>> begin

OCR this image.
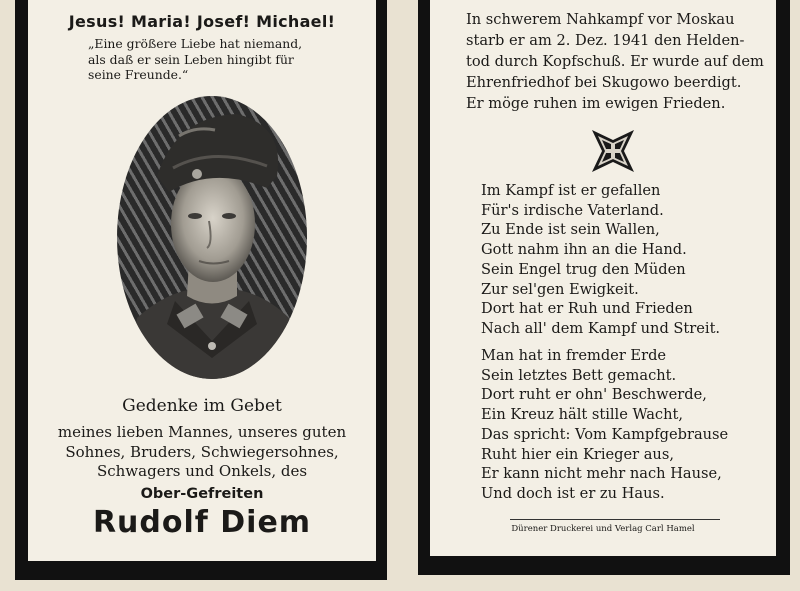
Jesus! Maria! Josef! Michael!
„Eine größere Liebe hat niemand,
als daß er sein Leben hingibt für
seine Freunde.“
Gedenke im Gebet
meines lieben Mannes, unseres guten
Sohnes, Bruders, Schwiegersohnes,
Schwagers und Onkels, des
Ober-Gefreiten
Rudolf Diem
In schwerem Nahkampf vor Moskau
starb er am 2. Dez. 1941 den Helden-
tod durch Kopfschuß. Er wurde auf dem
Ehrenfriedhof bei Skugowo beerdigt.
Er möge ruhen im ewigen Frieden.
Im Kampf ist er gefallen
Für's irdische Vaterland.
Zu Ende ist sein Wallen,
Gott nahm ihn an die Hand.
Sein Engel trug den Müden
Zur sel'gen Ewigkeit.
Dort hat er Ruh und Frieden
Nach all' dem Kampf und Streit.
Man hat in fremder Erde
Sein letztes Bett gemacht.
Dort ruht er ohn' Beschwerde,
Ein Kreuz hält stille Wacht,
Das spricht: Vom Kampfgebrause
Ruht hier ein Krieger aus,
Er kann nicht mehr nach Hause,
Und doch ist er zu Haus.
Dürener Druckerei und Verlag Carl Hamel
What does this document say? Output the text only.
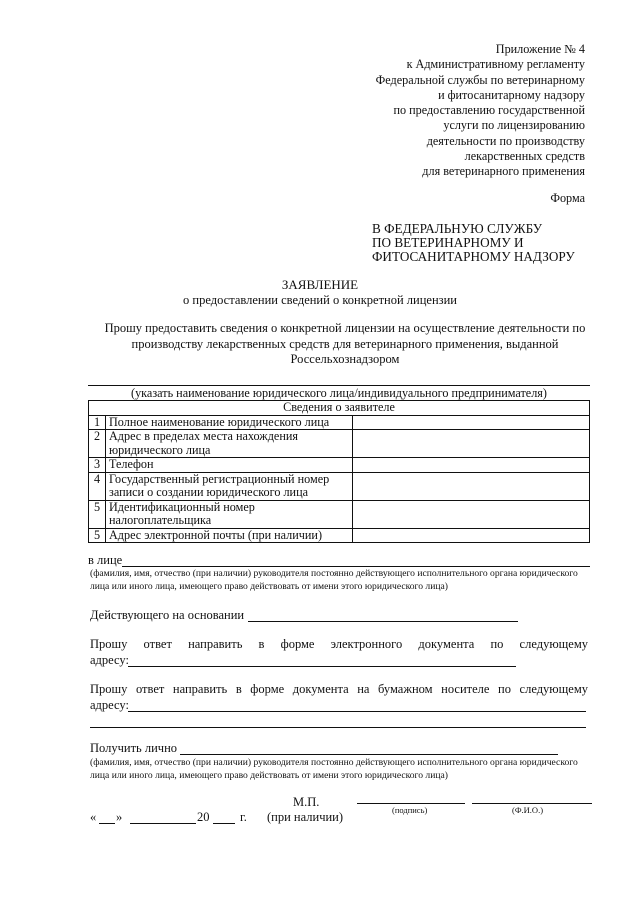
Приложение № 4
к Административному регламенту
Федеральной службы по ветеринарному
и фитосанитарному надзору
по предоставлению государственной
услуги по лицензированию
деятельности по производству
лекарственных средств
для ветеринарного применения
Форма
В ФЕДЕРАЛЬНУЮ СЛУЖБУ
ПО ВЕТЕРИНАРНОМУ И
ФИТОСАНИТАРНОМУ НАДЗОРУ
ЗАЯВЛЕНИЕ
о предоставлении сведений о конкретной лицензии
Прошу предоставить сведения о конкретной лицензии на осуществление деятельности по производству лекарственных средств для ветеринарного применения, выданной Россельхознадзором
(указать наименование юридического лица/индивидуального предпринимателя)
Сведения о заявителе		
1	Полное наименование юридического лица	
2	Адрес в пределах места нахождения юридического лица	
3	Телефон	
4	Государственный регистрационный номер записи о создании юридического лица	
5	Идентификационный номер налогоплательщика	
5	Адрес электронной почты (при наличии)	
в лице
(фамилия, имя, отчество (при наличии) руководителя постоянно действующего исполнительного органа юридического лица или иного лица, имеющего право действовать от имени этого юридического лица)
Действующего на основании
Прошу ответ направить в форме электронного документа по следующему
адресу:
Прошу ответ направить в форме документа на бумажном носителе по следующему
адресу:
Получить лично
(фамилия, имя, отчество (при наличии) руководителя постоянно действующего исполнительного органа юридического лица или иного лица, имеющего право действовать от имени этого юридического лица)
М.П.
(подпись)	(Ф.И.О.)
« »	20 г. (при наличии)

>> end

* Work instructions *
Reproduce every record above exactly, but leave out the pictures.

* Full output *
OCR this image.
Jesus! Maria! Josef! Michael!
„Eine größere Liebe hat niemand,
als daß er sein Leben hingibt für
seine Freunde.“
Gedenke im Gebet
meines lieben Mannes, unseres guten
Sohnes, Bruders, Schwiegersohnes,
Schwagers und Onkels, des
Ober-Gefreiten
Rudolf Diem
In schwerem Nahkampf vor Moskau
starb er am 2. Dez. 1941 den Helden-
tod durch Kopfschuß. Er wurde auf dem
Ehrenfriedhof bei Skugowo beerdigt.
Er möge ruhen im ewigen Frieden.
Im Kampf ist er gefallen
Für's irdische Vaterland.
Zu Ende ist sein Wallen,
Gott nahm ihn an die Hand.
Sein Engel trug den Müden
Zur sel'gen Ewigkeit.
Dort hat er Ruh und Frieden
Nach all' dem Kampf und Streit.
Man hat in fremder Erde
Sein letztes Bett gemacht.
Dort ruht er ohn' Beschwerde,
Ein Kreuz hält stille Wacht,
Das spricht: Vom Kampfgebrause
Ruht hier ein Krieger aus,
Er kann nicht mehr nach Hause,
Und doch ist er zu Haus.
Dürener Druckerei und Verlag Carl Hamel
What does this document say? Output the text only.
Приложение № 4
к Административному регламенту
Федеральной службы по ветеринарному
и фитосанитарному надзору
по предоставлению государственной
услуги по лицензированию
деятельности по производству
лекарственных средств
для ветеринарного применения
Форма
В ФЕДЕРАЛЬНУЮ СЛУЖБУ
ПО ВЕТЕРИНАРНОМУ И
ФИТОСАНИТАРНОМУ НАДЗОРУ
ЗАЯВЛЕНИЕ
о предоставлении сведений о конкретной лицензии
Прошу предоставить сведения о конкретной лицензии на осуществление деятельности по производству лекарственных средств для ветеринарного применения, выданной Россельхознадзором
(указать наименование юридического лица/индивидуального предпринимателя)
Сведения о заявителе		
1	Полное наименование юридического лица	
2	Адрес в пределах места нахождения юридического лица	
3	Телефон	
4	Государственный регистрационный номер записи о создании юридического лица	
5	Идентификационный номер налогоплательщика	
5	Адрес электронной почты (при наличии)	
в лице
(фамилия, имя, отчество (при наличии) руководителя постоянно действующего исполнительного органа юридического лица или иного лица, имеющего право действовать от имени этого юридического лица)
Действующего на основании
Прошу ответ направить в форме электронного документа по следующему
адресу:
Прошу ответ направить в форме документа на бумажном носителе по следующему
адресу:
Получить лично
(фамилия, имя, отчество (при наличии) руководителя постоянно действующего исполнительного органа юридического лица или иного лица, имеющего право действовать от имени этого юридического лица)
М.П.
(подпись)	(Ф.И.О.)
« »	20 г. (при наличии)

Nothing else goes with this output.